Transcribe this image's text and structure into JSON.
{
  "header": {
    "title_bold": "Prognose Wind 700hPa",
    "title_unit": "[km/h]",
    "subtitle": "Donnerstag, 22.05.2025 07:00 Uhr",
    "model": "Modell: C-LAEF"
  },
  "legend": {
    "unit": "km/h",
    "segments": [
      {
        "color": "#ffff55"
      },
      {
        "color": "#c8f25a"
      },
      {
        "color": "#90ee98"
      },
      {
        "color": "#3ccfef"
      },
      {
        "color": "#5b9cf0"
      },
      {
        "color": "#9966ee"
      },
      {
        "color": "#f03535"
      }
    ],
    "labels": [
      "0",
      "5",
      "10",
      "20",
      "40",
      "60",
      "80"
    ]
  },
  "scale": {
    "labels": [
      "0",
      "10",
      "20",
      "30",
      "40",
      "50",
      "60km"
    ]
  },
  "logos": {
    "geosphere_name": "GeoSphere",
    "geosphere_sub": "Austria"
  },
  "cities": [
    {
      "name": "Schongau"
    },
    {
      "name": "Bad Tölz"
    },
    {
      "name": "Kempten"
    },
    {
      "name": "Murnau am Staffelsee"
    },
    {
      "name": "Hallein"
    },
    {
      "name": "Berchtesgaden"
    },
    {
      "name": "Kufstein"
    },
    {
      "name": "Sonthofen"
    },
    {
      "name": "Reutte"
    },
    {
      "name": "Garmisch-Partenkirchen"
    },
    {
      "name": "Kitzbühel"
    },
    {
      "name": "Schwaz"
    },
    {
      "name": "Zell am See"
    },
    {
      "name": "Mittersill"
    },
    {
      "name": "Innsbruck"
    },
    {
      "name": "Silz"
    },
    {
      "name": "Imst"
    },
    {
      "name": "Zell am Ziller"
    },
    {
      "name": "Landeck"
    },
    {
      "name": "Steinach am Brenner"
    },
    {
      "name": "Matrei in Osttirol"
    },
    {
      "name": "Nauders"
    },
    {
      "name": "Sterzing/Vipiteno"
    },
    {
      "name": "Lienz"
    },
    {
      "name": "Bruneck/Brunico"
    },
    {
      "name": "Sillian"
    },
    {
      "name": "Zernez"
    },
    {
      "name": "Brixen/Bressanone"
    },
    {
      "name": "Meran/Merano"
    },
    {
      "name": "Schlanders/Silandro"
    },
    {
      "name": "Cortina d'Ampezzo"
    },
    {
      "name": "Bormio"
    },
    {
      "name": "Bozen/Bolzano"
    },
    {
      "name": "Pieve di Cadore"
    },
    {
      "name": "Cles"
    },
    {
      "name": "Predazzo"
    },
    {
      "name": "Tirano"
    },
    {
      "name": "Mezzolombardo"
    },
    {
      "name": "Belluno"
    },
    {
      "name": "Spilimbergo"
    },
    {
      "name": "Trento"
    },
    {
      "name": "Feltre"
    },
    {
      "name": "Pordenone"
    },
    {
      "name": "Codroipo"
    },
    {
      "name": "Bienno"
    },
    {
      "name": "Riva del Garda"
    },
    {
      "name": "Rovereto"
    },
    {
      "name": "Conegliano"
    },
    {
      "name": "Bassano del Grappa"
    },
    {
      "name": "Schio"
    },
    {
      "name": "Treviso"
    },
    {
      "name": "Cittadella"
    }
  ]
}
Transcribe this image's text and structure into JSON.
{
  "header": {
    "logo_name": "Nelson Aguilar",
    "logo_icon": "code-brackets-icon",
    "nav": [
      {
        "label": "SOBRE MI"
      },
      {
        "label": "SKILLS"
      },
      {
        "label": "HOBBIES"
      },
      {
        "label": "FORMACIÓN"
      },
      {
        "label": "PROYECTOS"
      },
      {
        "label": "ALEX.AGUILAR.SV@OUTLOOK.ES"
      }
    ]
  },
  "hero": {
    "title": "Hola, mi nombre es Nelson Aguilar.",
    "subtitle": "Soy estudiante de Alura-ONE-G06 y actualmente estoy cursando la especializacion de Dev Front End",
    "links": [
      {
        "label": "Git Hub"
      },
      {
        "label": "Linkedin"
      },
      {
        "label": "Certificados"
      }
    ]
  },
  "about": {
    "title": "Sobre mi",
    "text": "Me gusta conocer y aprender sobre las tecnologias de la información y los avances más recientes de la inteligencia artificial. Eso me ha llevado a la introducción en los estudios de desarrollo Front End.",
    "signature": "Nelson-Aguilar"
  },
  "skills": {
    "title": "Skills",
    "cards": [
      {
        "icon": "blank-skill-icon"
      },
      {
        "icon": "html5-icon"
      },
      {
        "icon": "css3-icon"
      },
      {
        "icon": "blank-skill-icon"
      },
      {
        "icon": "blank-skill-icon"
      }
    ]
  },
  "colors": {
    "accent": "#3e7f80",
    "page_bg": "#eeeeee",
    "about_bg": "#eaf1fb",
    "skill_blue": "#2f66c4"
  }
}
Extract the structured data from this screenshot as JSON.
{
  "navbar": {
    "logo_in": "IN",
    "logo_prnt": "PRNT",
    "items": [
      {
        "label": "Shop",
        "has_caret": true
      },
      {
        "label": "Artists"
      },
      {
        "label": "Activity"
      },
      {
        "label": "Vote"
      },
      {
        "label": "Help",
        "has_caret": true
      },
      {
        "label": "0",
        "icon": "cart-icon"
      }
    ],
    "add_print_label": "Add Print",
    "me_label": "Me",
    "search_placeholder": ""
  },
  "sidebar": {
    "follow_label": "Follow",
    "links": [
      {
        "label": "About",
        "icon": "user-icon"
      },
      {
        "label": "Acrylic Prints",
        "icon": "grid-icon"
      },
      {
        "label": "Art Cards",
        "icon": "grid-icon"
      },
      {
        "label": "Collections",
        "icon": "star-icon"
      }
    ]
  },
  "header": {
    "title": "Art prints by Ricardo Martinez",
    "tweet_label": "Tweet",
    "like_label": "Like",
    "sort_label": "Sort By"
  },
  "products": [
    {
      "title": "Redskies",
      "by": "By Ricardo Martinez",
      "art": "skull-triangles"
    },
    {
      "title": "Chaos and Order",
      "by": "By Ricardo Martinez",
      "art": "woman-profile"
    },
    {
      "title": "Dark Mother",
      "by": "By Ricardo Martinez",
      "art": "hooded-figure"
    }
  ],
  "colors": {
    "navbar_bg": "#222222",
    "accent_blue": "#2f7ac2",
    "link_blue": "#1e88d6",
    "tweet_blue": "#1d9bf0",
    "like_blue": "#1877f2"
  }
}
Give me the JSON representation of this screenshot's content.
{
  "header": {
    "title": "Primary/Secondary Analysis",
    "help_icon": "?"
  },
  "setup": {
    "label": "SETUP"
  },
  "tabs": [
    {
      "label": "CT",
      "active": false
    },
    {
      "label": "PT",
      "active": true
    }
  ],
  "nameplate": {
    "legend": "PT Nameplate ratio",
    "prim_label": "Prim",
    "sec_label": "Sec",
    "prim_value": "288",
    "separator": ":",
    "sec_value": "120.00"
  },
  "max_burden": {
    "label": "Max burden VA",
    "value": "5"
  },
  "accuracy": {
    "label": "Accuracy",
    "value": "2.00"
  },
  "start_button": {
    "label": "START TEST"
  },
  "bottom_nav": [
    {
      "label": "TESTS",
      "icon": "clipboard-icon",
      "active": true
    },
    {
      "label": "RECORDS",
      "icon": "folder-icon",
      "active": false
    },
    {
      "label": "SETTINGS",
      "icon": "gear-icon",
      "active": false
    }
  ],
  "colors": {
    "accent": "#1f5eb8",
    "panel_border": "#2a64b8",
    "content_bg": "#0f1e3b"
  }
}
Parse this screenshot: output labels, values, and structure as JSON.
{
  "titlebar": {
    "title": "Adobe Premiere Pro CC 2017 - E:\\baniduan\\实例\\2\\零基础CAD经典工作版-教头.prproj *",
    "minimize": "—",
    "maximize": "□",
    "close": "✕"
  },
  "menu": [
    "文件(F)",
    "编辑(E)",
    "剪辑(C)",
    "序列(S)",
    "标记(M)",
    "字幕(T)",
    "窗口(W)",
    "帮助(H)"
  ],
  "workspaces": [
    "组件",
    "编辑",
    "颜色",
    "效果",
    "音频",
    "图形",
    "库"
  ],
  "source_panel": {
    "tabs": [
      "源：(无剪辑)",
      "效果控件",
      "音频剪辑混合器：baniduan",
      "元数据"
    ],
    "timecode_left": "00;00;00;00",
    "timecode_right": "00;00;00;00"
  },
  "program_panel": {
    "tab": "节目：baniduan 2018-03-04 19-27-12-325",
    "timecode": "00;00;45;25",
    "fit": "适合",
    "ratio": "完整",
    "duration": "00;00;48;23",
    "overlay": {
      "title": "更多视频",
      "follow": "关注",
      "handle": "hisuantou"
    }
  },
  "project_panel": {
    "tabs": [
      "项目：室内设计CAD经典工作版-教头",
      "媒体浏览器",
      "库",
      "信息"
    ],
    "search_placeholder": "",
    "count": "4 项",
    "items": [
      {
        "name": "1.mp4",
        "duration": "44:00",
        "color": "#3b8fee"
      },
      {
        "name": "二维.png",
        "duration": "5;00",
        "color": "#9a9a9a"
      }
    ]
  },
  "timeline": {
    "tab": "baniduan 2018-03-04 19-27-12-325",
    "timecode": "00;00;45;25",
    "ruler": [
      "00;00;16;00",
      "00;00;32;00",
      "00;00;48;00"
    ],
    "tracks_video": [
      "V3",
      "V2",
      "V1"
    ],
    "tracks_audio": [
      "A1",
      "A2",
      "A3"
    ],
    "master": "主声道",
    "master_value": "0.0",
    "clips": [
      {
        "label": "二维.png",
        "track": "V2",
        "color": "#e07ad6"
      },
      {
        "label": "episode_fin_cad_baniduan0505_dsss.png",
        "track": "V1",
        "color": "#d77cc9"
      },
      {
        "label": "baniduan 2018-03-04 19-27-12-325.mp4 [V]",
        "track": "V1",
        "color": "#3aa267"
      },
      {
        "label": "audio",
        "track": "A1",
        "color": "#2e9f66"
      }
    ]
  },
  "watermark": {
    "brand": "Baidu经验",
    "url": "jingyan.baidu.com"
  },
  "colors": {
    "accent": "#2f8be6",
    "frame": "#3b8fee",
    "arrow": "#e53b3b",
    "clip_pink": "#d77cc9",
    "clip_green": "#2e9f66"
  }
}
· · · · · · ·
## What to work on
Work out how many lines in the records above hold the string "duration", then give only that count.

## Answer for this exercise
3